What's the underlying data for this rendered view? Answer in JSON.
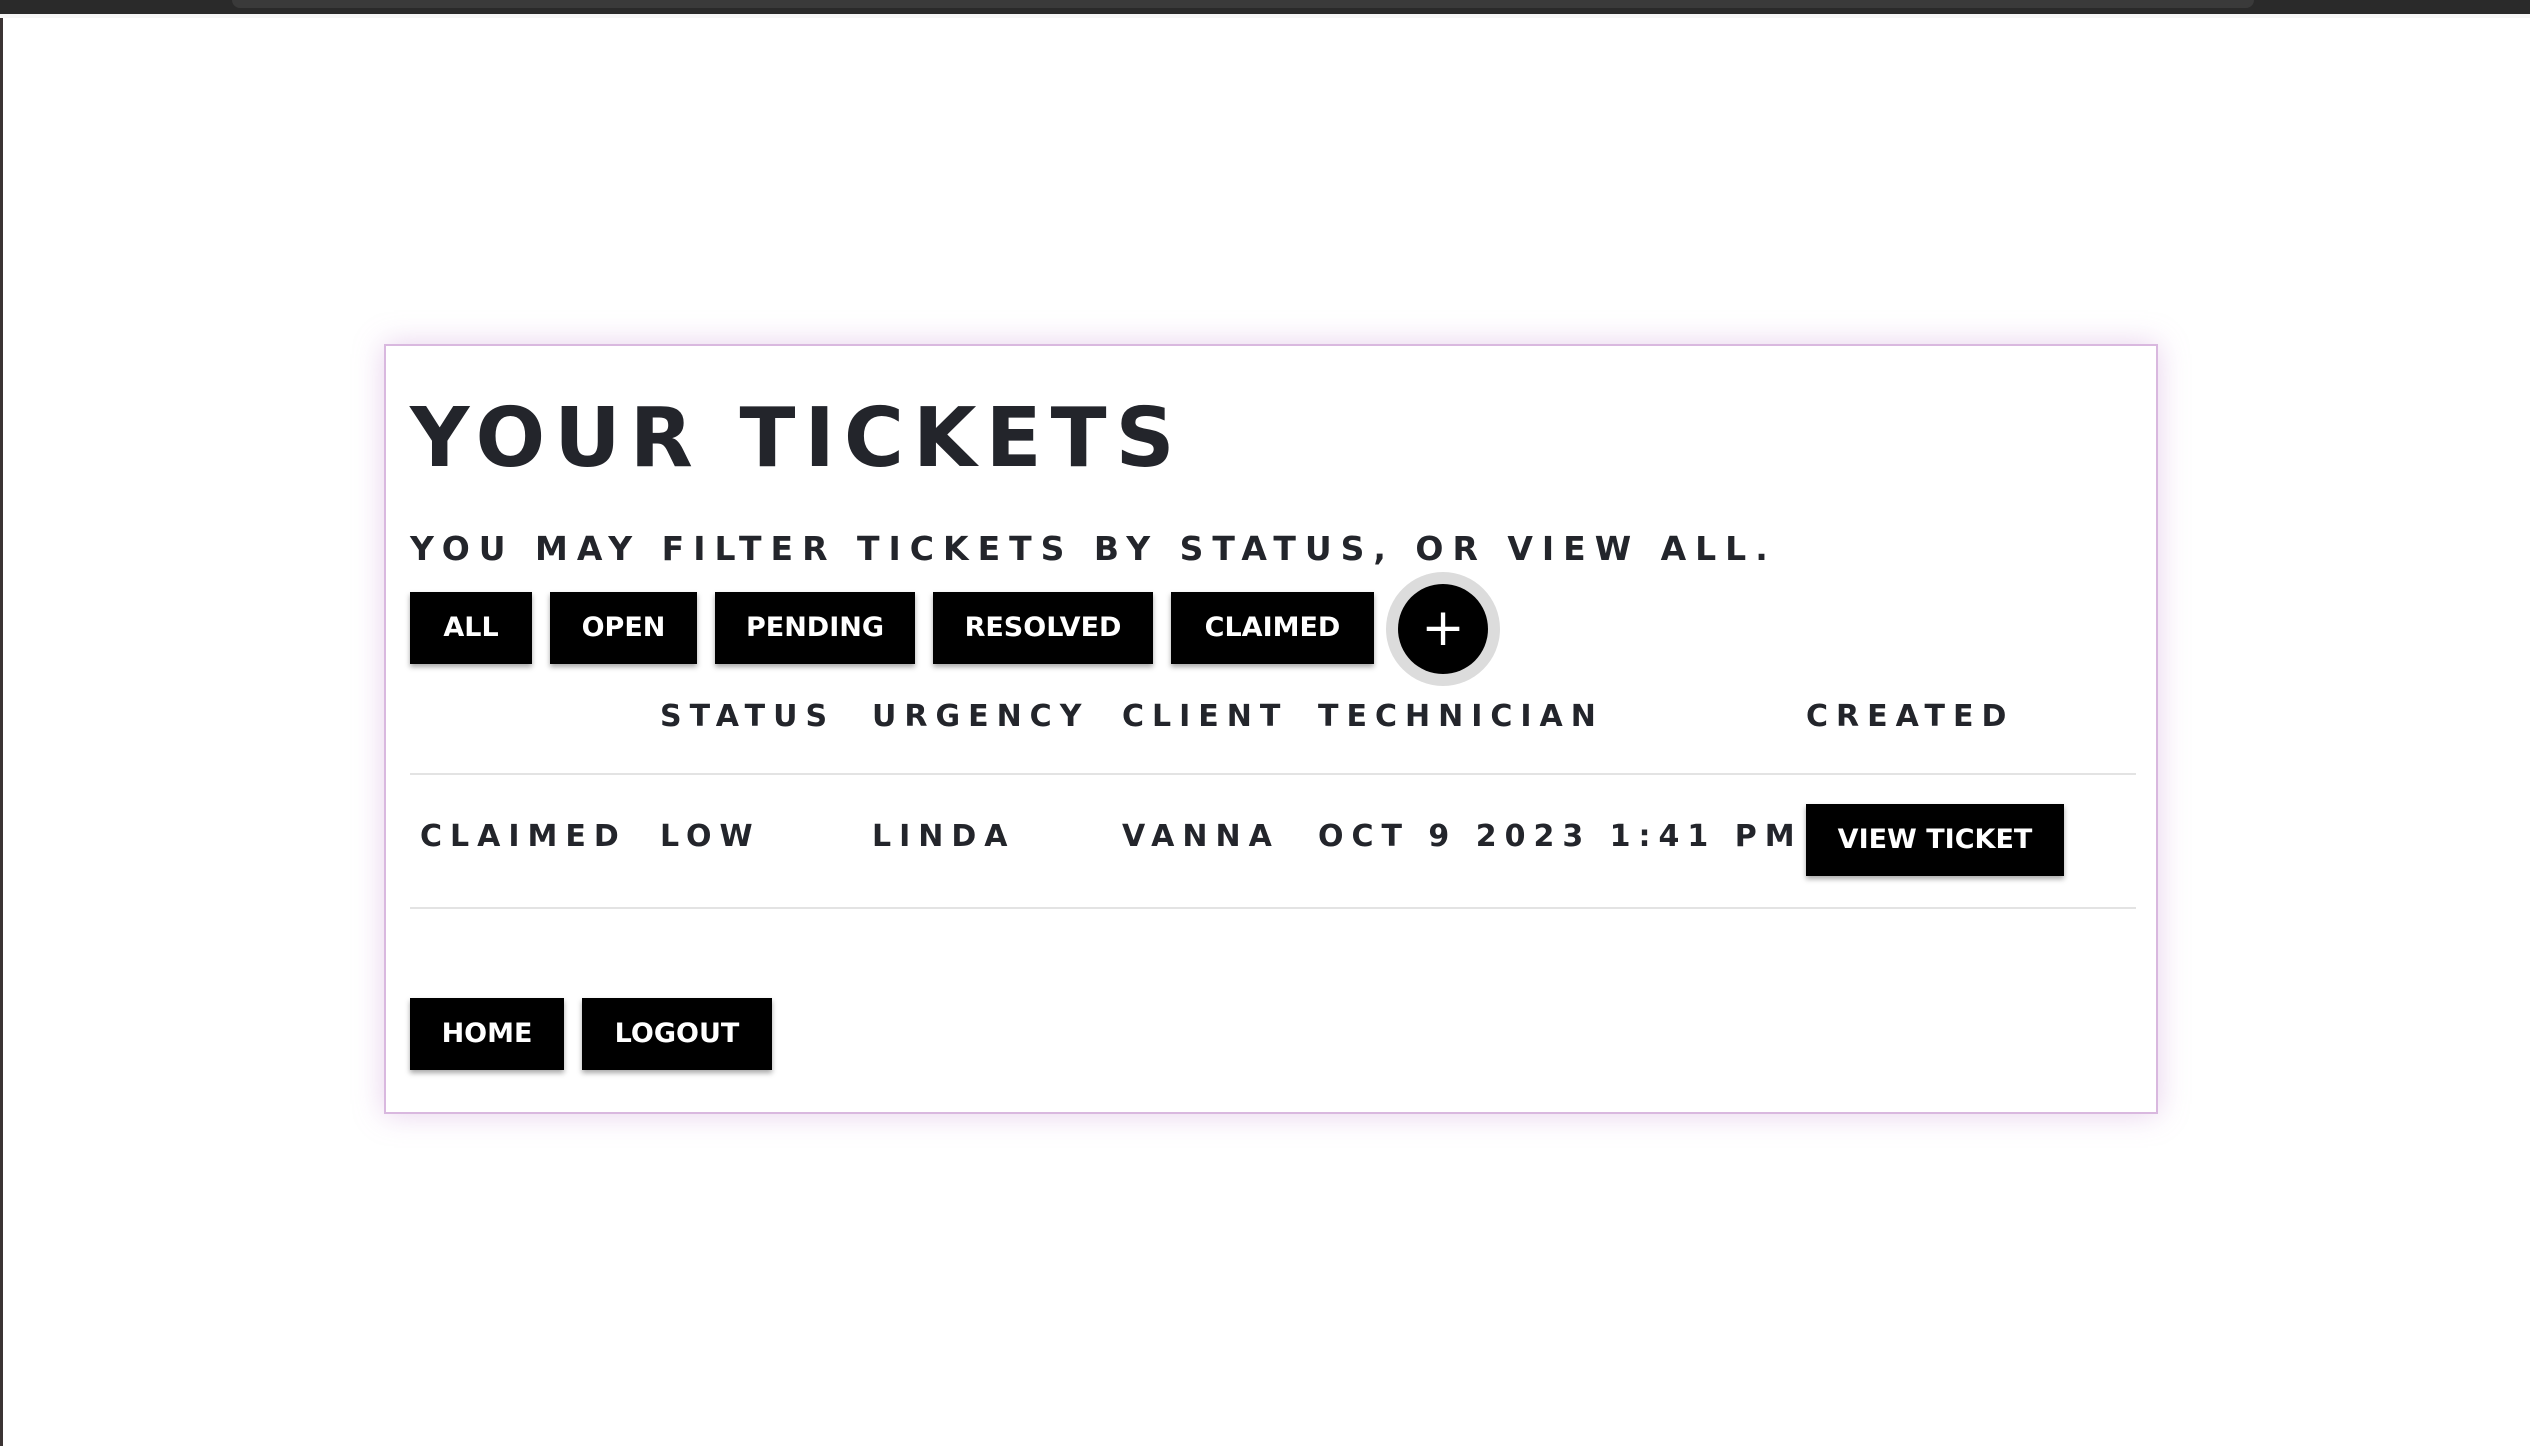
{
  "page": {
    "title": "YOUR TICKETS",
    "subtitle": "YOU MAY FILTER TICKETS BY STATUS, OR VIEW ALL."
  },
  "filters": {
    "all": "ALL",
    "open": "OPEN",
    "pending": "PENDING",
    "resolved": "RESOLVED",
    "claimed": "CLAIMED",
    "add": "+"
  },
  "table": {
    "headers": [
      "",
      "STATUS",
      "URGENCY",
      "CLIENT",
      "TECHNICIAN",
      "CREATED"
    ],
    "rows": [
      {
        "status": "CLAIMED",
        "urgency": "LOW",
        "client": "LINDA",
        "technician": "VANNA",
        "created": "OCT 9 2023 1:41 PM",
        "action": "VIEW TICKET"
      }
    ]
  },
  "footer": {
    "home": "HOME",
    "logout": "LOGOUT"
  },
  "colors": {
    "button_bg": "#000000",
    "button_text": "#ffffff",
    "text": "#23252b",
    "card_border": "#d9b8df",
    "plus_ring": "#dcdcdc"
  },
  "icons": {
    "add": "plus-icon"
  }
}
****************
» **Work instructions**:
Make an exact copy of the records above, with the pictures left out.

» **Expected output**:
What's the underlying data for this rendered view? Answer in JSON.
{
  "page": {
    "title": "YOUR TICKETS",
    "subtitle": "YOU MAY FILTER TICKETS BY STATUS, OR VIEW ALL."
  },
  "filters": {
    "all": "ALL",
    "open": "OPEN",
    "pending": "PENDING",
    "resolved": "RESOLVED",
    "claimed": "CLAIMED",
    "add": "+"
  },
  "table": {
    "headers": [
      "",
      "STATUS",
      "URGENCY",
      "CLIENT",
      "TECHNICIAN",
      "CREATED"
    ],
    "rows": [
      {
        "status": "CLAIMED",
        "urgency": "LOW",
        "client": "LINDA",
        "technician": "VANNA",
        "created": "OCT 9 2023 1:41 PM",
        "action": "VIEW TICKET"
      }
    ]
  },
  "footer": {
    "home": "HOME",
    "logout": "LOGOUT"
  },
  "colors": {
    "button_bg": "#000000",
    "button_text": "#ffffff",
    "text": "#23252b",
    "card_border": "#d9b8df",
    "plus_ring": "#dcdcdc"
  },
  "icons": {
    "add": "plus-icon"
  }
}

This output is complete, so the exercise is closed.